%%

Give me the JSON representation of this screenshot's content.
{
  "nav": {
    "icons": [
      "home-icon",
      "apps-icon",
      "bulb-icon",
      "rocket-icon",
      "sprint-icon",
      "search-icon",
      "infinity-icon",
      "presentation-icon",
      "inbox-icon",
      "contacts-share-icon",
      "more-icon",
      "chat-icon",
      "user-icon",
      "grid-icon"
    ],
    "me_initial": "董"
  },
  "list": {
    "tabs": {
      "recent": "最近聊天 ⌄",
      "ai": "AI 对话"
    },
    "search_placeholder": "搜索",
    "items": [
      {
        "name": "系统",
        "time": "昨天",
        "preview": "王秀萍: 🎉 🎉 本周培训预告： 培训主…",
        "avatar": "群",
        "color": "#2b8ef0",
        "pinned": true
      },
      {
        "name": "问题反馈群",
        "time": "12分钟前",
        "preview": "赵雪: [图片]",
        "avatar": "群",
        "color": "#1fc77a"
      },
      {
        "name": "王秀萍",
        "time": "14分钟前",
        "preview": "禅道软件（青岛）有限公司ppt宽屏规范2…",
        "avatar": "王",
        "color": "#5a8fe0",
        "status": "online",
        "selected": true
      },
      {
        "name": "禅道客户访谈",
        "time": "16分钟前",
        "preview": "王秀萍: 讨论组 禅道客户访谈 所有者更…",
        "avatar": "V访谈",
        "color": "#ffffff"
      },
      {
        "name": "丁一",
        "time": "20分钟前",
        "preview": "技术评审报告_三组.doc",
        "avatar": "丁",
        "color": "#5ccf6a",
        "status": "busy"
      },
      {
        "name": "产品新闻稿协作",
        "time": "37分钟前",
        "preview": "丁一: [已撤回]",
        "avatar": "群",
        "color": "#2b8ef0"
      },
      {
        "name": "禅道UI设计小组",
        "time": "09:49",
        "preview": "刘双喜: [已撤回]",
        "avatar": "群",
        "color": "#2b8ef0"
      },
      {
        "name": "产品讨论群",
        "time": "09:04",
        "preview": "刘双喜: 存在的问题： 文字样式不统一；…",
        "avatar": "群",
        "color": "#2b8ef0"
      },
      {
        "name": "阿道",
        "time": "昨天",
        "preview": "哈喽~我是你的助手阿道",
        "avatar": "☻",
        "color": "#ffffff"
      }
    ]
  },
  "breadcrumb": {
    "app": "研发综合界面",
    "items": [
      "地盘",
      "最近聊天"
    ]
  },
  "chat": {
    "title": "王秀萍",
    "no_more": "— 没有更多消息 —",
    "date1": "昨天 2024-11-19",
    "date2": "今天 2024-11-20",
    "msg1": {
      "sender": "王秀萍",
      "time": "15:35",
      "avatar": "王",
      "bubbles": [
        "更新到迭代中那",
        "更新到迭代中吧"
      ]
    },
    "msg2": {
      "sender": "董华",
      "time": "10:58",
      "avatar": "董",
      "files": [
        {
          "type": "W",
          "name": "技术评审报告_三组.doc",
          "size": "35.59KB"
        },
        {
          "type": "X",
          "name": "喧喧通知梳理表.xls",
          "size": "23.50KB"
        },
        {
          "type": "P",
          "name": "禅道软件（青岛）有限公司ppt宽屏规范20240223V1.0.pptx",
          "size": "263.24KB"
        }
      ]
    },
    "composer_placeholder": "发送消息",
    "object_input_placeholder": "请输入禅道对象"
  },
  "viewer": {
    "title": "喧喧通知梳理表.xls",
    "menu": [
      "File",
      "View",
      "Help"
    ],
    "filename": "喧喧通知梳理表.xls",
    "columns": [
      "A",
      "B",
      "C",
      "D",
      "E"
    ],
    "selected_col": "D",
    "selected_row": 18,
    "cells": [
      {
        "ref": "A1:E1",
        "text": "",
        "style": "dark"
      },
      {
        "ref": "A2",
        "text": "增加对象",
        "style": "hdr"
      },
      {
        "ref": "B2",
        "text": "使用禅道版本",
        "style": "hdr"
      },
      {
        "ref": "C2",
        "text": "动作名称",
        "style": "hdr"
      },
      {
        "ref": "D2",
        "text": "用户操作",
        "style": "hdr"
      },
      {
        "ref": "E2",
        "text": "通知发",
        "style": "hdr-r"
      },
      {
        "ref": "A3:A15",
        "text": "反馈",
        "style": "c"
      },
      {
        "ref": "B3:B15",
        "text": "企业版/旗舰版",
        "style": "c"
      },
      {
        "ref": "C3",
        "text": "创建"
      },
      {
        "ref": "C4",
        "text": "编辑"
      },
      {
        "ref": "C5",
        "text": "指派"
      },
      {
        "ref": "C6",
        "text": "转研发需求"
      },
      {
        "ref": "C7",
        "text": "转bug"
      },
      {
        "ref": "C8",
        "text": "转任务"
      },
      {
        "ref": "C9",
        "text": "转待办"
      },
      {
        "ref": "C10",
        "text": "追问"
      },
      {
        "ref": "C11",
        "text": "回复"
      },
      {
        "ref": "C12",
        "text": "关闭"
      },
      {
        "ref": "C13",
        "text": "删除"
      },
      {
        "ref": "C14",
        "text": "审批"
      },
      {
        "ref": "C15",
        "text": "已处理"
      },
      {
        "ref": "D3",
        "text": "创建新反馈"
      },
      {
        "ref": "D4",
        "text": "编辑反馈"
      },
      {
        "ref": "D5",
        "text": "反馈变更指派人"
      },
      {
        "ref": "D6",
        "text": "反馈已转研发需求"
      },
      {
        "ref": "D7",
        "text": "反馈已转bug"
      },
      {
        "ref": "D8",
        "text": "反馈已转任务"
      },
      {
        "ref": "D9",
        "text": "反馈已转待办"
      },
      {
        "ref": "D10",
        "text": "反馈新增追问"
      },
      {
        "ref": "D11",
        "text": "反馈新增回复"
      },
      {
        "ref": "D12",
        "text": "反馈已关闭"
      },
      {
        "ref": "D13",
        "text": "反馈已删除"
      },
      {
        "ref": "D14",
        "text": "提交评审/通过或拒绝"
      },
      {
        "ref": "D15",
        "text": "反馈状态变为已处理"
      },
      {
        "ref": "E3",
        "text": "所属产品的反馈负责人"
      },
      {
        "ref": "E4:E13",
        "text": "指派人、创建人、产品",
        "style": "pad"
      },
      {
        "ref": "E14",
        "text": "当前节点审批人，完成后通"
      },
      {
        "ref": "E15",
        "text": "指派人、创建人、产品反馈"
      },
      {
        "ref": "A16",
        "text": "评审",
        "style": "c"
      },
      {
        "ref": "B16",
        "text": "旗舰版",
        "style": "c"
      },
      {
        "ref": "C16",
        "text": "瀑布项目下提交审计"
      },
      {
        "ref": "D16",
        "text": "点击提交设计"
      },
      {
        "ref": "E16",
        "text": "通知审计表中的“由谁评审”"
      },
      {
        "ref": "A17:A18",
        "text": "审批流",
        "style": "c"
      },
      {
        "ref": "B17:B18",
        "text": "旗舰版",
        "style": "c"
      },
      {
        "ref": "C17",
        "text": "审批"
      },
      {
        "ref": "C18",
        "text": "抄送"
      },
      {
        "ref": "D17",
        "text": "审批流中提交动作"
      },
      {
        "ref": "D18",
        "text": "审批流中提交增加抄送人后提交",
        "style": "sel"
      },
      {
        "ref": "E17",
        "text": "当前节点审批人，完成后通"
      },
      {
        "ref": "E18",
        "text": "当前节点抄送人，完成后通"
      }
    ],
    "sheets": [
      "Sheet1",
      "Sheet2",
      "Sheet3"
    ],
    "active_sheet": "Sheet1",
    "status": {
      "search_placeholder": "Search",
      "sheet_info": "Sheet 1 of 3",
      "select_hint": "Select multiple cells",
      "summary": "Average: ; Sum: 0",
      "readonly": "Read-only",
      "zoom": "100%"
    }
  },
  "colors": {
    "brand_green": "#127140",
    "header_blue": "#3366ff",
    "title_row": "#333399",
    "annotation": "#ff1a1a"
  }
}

%%

■ **Problem description**
Retype the whole listing above. Please keep it exact.

■ **Result of the task**
Give me the JSON representation of this screenshot's content.
{
  "nav": {
    "icons": [
      "home-icon",
      "apps-icon",
      "bulb-icon",
      "rocket-icon",
      "sprint-icon",
      "search-icon",
      "infinity-icon",
      "presentation-icon",
      "inbox-icon",
      "contacts-share-icon",
      "more-icon",
      "chat-icon",
      "user-icon",
      "grid-icon"
    ],
    "me_initial": "董"
  },
  "list": {
    "tabs": {
      "recent": "最近聊天 ⌄",
      "ai": "AI 对话"
    },
    "search_placeholder": "搜索",
    "items": [
      {
        "name": "系统",
        "time": "昨天",
        "preview": "王秀萍: 🎉 🎉 本周培训预告： 培训主…",
        "avatar": "群",
        "color": "#2b8ef0",
        "pinned": true
      },
      {
        "name": "问题反馈群",
        "time": "12分钟前",
        "preview": "赵雪: [图片]",
        "avatar": "群",
        "color": "#1fc77a"
      },
      {
        "name": "王秀萍",
        "time": "14分钟前",
        "preview": "禅道软件（青岛）有限公司ppt宽屏规范2…",
        "avatar": "王",
        "color": "#5a8fe0",
        "status": "online",
        "selected": true
      },
      {
        "name": "禅道客户访谈",
        "time": "16分钟前",
        "preview": "王秀萍: 讨论组 禅道客户访谈 所有者更…",
        "avatar": "V访谈",
        "color": "#ffffff"
      },
      {
        "name": "丁一",
        "time": "20分钟前",
        "preview": "技术评审报告_三组.doc",
        "avatar": "丁",
        "color": "#5ccf6a",
        "status": "busy"
      },
      {
        "name": "产品新闻稿协作",
        "time": "37分钟前",
        "preview": "丁一: [已撤回]",
        "avatar": "群",
        "color": "#2b8ef0"
      },
      {
        "name": "禅道UI设计小组",
        "time": "09:49",
        "preview": "刘双喜: [已撤回]",
        "avatar": "群",
        "color": "#2b8ef0"
      },
      {
        "name": "产品讨论群",
        "time": "09:04",
        "preview": "刘双喜: 存在的问题： 文字样式不统一；…",
        "avatar": "群",
        "color": "#2b8ef0"
      },
      {
        "name": "阿道",
        "time": "昨天",
        "preview": "哈喽~我是你的助手阿道",
        "avatar": "☻",
        "color": "#ffffff"
      }
    ]
  },
  "breadcrumb": {
    "app": "研发综合界面",
    "items": [
      "地盘",
      "最近聊天"
    ]
  },
  "chat": {
    "title": "王秀萍",
    "no_more": "— 没有更多消息 —",
    "date1": "昨天 2024-11-19",
    "date2": "今天 2024-11-20",
    "msg1": {
      "sender": "王秀萍",
      "time": "15:35",
      "avatar": "王",
      "bubbles": [
        "更新到迭代中那",
        "更新到迭代中吧"
      ]
    },
    "msg2": {
      "sender": "董华",
      "time": "10:58",
      "avatar": "董",
      "files": [
        {
          "type": "W",
          "name": "技术评审报告_三组.doc",
          "size": "35.59KB"
        },
        {
          "type": "X",
          "name": "喧喧通知梳理表.xls",
          "size": "23.50KB"
        },
        {
          "type": "P",
          "name": "禅道软件（青岛）有限公司ppt宽屏规范20240223V1.0.pptx",
          "size": "263.24KB"
        }
      ]
    },
    "composer_placeholder": "发送消息",
    "object_input_placeholder": "请输入禅道对象"
  },
  "viewer": {
    "title": "喧喧通知梳理表.xls",
    "menu": [
      "File",
      "View",
      "Help"
    ],
    "filename": "喧喧通知梳理表.xls",
    "columns": [
      "A",
      "B",
      "C",
      "D",
      "E"
    ],
    "selected_col": "D",
    "selected_row": 18,
    "cells": [
      {
        "ref": "A1:E1",
        "text": "",
        "style": "dark"
      },
      {
        "ref": "A2",
        "text": "增加对象",
        "style": "hdr"
      },
      {
        "ref": "B2",
        "text": "使用禅道版本",
        "style": "hdr"
      },
      {
        "ref": "C2",
        "text": "动作名称",
        "style": "hdr"
      },
      {
        "ref": "D2",
        "text": "用户操作",
        "style": "hdr"
      },
      {
        "ref": "E2",
        "text": "通知发",
        "style": "hdr-r"
      },
      {
        "ref": "A3:A15",
        "text": "反馈",
        "style": "c"
      },
      {
        "ref": "B3:B15",
        "text": "企业版/旗舰版",
        "style": "c"
      },
      {
        "ref": "C3",
        "text": "创建"
      },
      {
        "ref": "C4",
        "text": "编辑"
      },
      {
        "ref": "C5",
        "text": "指派"
      },
      {
        "ref": "C6",
        "text": "转研发需求"
      },
      {
        "ref": "C7",
        "text": "转bug"
      },
      {
        "ref": "C8",
        "text": "转任务"
      },
      {
        "ref": "C9",
        "text": "转待办"
      },
      {
        "ref": "C10",
        "text": "追问"
      },
      {
        "ref": "C11",
        "text": "回复"
      },
      {
        "ref": "C12",
        "text": "关闭"
      },
      {
        "ref": "C13",
        "text": "删除"
      },
      {
        "ref": "C14",
        "text": "审批"
      },
      {
        "ref": "C15",
        "text": "已处理"
      },
      {
        "ref": "D3",
        "text": "创建新反馈"
      },
      {
        "ref": "D4",
        "text": "编辑反馈"
      },
      {
        "ref": "D5",
        "text": "反馈变更指派人"
      },
      {
        "ref": "D6",
        "text": "反馈已转研发需求"
      },
      {
        "ref": "D7",
        "text": "反馈已转bug"
      },
      {
        "ref": "D8",
        "text": "反馈已转任务"
      },
      {
        "ref": "D9",
        "text": "反馈已转待办"
      },
      {
        "ref": "D10",
        "text": "反馈新增追问"
      },
      {
        "ref": "D11",
        "text": "反馈新增回复"
      },
      {
        "ref": "D12",
        "text": "反馈已关闭"
      },
      {
        "ref": "D13",
        "text": "反馈已删除"
      },
      {
        "ref": "D14",
        "text": "提交评审/通过或拒绝"
      },
      {
        "ref": "D15",
        "text": "反馈状态变为已处理"
      },
      {
        "ref": "E3",
        "text": "所属产品的反馈负责人"
      },
      {
        "ref": "E4:E13",
        "text": "指派人、创建人、产品",
        "style": "pad"
      },
      {
        "ref": "E14",
        "text": "当前节点审批人，完成后通"
      },
      {
        "ref": "E15",
        "text": "指派人、创建人、产品反馈"
      },
      {
        "ref": "A16",
        "text": "评审",
        "style": "c"
      },
      {
        "ref": "B16",
        "text": "旗舰版",
        "style": "c"
      },
      {
        "ref": "C16",
        "text": "瀑布项目下提交审计"
      },
      {
        "ref": "D16",
        "text": "点击提交设计"
      },
      {
        "ref": "E16",
        "text": "通知审计表中的“由谁评审”"
      },
      {
        "ref": "A17:A18",
        "text": "审批流",
        "style": "c"
      },
      {
        "ref": "B17:B18",
        "text": "旗舰版",
        "style": "c"
      },
      {
        "ref": "C17",
        "text": "审批"
      },
      {
        "ref": "C18",
        "text": "抄送"
      },
      {
        "ref": "D17",
        "text": "审批流中提交动作"
      },
      {
        "ref": "D18",
        "text": "审批流中提交增加抄送人后提交",
        "style": "sel"
      },
      {
        "ref": "E17",
        "text": "当前节点审批人，完成后通"
      },
      {
        "ref": "E18",
        "text": "当前节点抄送人，完成后通"
      }
    ],
    "sheets": [
      "Sheet1",
      "Sheet2",
      "Sheet3"
    ],
    "active_sheet": "Sheet1",
    "status": {
      "search_placeholder": "Search",
      "sheet_info": "Sheet 1 of 3",
      "select_hint": "Select multiple cells",
      "summary": "Average: ; Sum: 0",
      "readonly": "Read-only",
      "zoom": "100%"
    }
  },
  "colors": {
    "brand_green": "#127140",
    "header_blue": "#3366ff",
    "title_row": "#333399",
    "annotation": "#ff1a1a"
  }
}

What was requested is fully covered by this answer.